◆ À faire ◆
[A] Pouvez-vous recopier mot pour mot, dans le passage sur End Zone, le texte qui commence par « Les angoisses de » et se poursuit jusqu'à « (fin de diatribe). »?
[B] Dans le passage sur End Zone, pouvez-vous réécrire sous forme de liste le paragraphe qui débute par « Les angoisses de Gary », en gardant ses faits principaux?

◆ Passage fourni ◆
━━━━

LES JEUX ET LA BOMBE : End Zone - Don DeLillo (édition Actes Sud)
Violence des échanges en milieu tempéré

Gary Harkness est étudiant à l'université de Logos (« langage en tant qu'instrument de la raison », il y a un indice quant à ce qui va venir), Texas. Il a la vingtaine, il est aussi footballeur. Celui où l'on s'arrête de jouer toutes les 15 minutes, où l'on s'arrache comme un gladiateur, où l'on se rentre dedans, où l'on prend des coups, où on se pète les dents, se poche les yeux, se casse le nez. Ce genre de football. le football américain. le jeu auquel on ne comprend rien en Europe, le foot du pays où rien n'est normal, où tout est démesuré.

Les angoisses de Gary elles aussi sont démesurées. Gary joue au foot, sort avec Myna et pense à la bombe. Pense à l'extermination massive des populations civiles, à la fin de la civilisation, aux retombées radioactives, aux villes désertées, à la fin de toutes vies (exceptée celles des insectes). Ces obsessions ne sont pas celles d'un psychopathe, mais celles d'un jeune américain des années 70. Celles d'un jeune homme qui a vécu, et subit les retombées géopolitiques et géostratégiques de la guerre froide, comme toute une génération largement oubliée aujourd'hui - et remplacée par une génération pleurnicharde qui pense être la seule à avoir peur de la fin du monde (fin de diatribe).

━━━━

◆ Informations fournies ◆
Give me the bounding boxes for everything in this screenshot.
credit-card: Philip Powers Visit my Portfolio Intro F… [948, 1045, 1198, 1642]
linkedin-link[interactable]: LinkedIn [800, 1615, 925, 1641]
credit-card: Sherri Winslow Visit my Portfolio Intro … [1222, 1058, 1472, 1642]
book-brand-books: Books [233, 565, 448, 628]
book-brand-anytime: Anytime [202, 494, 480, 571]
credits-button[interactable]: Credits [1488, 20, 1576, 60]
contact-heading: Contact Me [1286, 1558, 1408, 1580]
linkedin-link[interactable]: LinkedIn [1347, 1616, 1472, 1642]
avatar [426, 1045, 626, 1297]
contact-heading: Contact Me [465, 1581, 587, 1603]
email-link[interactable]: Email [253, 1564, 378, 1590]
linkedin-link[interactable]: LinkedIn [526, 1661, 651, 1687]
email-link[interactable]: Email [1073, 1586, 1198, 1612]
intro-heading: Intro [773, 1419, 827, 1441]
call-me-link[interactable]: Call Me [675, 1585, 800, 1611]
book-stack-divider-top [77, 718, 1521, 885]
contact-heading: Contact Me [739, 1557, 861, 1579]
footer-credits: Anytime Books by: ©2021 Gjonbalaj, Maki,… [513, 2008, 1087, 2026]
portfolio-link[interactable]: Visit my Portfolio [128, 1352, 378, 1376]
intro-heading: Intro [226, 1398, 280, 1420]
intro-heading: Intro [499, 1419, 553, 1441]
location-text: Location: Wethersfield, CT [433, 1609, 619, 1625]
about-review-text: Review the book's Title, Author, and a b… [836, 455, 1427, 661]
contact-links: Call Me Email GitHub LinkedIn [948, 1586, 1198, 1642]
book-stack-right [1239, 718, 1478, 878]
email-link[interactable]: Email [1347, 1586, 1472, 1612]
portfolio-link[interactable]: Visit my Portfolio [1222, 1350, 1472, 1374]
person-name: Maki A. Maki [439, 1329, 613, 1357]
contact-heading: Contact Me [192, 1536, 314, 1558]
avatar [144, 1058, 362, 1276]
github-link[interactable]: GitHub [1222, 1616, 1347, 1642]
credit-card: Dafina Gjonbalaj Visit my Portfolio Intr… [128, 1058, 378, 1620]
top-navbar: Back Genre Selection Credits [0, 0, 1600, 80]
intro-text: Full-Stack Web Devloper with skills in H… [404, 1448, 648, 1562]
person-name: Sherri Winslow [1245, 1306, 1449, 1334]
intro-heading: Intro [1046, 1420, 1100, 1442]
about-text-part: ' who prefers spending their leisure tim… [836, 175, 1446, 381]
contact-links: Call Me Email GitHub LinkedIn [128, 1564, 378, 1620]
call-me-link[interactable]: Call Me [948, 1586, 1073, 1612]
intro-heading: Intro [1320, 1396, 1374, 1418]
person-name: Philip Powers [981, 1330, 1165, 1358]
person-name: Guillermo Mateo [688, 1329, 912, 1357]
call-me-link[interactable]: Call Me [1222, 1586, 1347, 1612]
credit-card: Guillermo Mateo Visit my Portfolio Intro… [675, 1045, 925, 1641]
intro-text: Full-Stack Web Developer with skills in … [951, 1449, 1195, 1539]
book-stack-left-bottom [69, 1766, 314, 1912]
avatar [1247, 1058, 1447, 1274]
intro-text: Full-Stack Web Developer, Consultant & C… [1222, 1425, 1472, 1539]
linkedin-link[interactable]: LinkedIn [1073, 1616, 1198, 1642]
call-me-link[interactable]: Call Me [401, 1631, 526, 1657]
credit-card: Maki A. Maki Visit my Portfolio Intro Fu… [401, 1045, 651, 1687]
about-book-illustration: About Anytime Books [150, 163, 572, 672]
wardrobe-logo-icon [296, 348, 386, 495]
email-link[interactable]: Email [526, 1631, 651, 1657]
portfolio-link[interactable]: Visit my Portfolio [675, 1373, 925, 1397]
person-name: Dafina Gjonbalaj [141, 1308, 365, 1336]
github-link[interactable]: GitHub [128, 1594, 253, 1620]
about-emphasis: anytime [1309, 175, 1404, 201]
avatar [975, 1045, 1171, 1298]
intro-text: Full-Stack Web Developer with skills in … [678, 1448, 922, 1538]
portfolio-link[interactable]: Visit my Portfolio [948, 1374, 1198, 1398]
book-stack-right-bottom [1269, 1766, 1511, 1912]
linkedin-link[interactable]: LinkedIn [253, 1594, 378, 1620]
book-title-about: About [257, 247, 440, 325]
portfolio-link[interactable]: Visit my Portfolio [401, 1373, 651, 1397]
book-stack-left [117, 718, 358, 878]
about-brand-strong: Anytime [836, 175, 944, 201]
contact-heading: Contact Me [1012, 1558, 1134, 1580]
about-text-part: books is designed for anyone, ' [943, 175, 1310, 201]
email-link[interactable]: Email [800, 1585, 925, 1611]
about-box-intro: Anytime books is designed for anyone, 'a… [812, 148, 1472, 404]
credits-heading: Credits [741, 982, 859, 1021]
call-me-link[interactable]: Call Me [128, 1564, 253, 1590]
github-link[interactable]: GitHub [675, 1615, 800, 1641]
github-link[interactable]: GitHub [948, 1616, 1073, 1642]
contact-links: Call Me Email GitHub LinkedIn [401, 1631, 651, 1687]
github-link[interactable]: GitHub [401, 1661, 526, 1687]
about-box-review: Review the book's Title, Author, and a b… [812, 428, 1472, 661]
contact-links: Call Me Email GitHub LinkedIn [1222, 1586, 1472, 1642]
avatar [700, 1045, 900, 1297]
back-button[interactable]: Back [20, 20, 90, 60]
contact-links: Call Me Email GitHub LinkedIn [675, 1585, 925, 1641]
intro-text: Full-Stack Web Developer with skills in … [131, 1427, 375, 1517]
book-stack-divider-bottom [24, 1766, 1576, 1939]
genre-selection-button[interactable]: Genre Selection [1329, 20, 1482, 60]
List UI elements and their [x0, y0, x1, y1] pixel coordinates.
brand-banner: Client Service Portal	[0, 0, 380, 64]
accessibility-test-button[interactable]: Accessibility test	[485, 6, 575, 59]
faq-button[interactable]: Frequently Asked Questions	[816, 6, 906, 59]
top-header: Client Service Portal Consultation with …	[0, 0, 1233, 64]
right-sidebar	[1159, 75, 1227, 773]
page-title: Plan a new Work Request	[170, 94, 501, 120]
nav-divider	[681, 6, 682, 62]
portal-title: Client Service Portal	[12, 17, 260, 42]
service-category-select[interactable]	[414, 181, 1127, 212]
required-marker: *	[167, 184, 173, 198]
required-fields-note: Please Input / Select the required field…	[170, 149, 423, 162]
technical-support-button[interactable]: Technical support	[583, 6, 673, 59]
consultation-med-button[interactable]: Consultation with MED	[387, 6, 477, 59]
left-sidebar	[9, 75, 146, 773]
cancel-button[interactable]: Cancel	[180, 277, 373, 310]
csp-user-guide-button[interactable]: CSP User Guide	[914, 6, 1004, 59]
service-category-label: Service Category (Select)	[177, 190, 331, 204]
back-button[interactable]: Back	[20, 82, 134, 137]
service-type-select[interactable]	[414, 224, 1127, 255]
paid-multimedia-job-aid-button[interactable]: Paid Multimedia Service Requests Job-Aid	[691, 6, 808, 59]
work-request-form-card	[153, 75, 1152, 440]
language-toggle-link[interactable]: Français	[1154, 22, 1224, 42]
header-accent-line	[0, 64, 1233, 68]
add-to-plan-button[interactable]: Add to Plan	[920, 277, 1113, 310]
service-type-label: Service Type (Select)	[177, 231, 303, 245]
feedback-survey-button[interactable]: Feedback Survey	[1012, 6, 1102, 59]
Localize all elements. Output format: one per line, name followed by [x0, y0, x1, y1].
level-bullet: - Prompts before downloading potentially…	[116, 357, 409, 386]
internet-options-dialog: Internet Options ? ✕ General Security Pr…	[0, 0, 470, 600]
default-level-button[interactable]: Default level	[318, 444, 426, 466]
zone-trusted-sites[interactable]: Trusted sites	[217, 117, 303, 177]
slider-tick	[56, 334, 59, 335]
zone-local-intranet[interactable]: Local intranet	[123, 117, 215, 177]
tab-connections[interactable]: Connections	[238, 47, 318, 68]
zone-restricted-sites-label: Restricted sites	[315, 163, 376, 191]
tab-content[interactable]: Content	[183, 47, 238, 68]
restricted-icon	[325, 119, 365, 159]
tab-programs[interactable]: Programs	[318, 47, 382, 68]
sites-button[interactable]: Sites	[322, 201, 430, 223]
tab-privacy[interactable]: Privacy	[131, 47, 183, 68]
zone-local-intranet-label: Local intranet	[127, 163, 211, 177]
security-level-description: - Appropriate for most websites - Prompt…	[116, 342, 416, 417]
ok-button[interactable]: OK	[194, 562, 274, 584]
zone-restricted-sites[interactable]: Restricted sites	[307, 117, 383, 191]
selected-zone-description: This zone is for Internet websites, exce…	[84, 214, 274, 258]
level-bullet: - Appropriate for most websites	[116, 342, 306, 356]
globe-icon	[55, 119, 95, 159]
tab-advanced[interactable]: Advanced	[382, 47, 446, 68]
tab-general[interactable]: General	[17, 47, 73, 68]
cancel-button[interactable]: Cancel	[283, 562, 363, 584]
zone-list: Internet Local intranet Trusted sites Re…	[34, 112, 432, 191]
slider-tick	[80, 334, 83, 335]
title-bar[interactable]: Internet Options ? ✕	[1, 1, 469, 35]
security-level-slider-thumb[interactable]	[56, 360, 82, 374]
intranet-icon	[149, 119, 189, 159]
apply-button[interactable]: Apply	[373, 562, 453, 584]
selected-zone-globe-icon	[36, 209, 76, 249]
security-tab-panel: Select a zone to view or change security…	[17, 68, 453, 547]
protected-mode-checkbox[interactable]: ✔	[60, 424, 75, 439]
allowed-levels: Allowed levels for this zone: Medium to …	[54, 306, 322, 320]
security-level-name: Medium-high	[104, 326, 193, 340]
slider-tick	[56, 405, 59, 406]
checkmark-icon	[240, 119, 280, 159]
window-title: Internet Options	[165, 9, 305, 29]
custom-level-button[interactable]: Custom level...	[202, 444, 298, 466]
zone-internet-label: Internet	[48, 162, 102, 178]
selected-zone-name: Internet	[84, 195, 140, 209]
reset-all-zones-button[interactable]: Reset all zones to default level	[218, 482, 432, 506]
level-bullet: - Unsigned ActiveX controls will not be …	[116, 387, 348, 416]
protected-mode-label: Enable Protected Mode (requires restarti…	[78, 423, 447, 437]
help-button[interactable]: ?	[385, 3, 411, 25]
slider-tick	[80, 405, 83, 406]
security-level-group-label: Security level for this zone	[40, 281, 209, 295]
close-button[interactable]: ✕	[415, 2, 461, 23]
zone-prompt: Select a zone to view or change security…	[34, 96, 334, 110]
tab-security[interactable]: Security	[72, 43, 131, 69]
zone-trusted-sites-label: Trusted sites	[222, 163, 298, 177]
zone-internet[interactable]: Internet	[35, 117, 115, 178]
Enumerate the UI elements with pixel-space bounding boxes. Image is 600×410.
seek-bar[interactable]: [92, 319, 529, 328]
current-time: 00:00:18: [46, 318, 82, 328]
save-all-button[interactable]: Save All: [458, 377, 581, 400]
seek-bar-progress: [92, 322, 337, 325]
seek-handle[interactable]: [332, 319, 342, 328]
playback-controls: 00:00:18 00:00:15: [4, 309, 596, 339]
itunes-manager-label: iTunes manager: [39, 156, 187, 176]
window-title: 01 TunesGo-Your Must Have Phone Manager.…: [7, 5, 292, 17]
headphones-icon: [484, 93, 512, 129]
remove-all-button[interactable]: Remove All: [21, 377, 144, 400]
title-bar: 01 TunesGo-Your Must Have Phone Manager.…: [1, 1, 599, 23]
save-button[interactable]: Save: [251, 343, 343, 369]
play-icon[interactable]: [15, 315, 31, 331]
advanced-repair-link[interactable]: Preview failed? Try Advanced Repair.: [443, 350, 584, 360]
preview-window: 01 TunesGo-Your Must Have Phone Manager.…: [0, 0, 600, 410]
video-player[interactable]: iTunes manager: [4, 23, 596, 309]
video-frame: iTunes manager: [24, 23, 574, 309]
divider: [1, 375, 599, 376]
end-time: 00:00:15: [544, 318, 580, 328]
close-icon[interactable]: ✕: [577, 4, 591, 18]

━━━━

◆ Corrigés des exercices ◆
[A]
Les angoisses de Gary elles aussi sont démesurées. Gary joue au foot, sort avec Myna et pense à la bombe. Pense à l'extermination massive des populations civiles, à la fin de la civilisation, aux retombées radioactives, aux villes désertées, à la fin de toutes vies (exceptée celles des insectes). Ces obsessions ne sont pas celles d'un psychopathe, mais celles d'un jeune américain des années 70. Celles d'un jeune homme qui a vécu, et subit les retombées géopolitiques et géostratégiques de la guerre froide, comme toute une génération largement oubliée aujourd'hui - et remplacée par une génération pleurnicharde qui pense être la seule à avoir peur de la fin du monde (fin de diatribe).

[B]
- Les angoisses de Gary sont démesurées.
- Gary joue au football, sort avec Myna et pense à la bombe.
- Il pense à l'extermination massive des civils, à la fin de la civilisation, aux retombées radioactives, aux villes désertées et à la fin de toute vie, sauf celle des insectes.
- Ce ne sont pas les obsessions d'un psychopathe, mais celles d'un jeune Américain des années 70.
- Il subit les retombées géopolitiques et géostratégiques de la guerre froide, comme toute une génération aujourd'hui largement oubliée.
- Cette génération a été remplacée par une génération « pleurnicharde » qui croit être la seule à avoir peur de la fin du monde.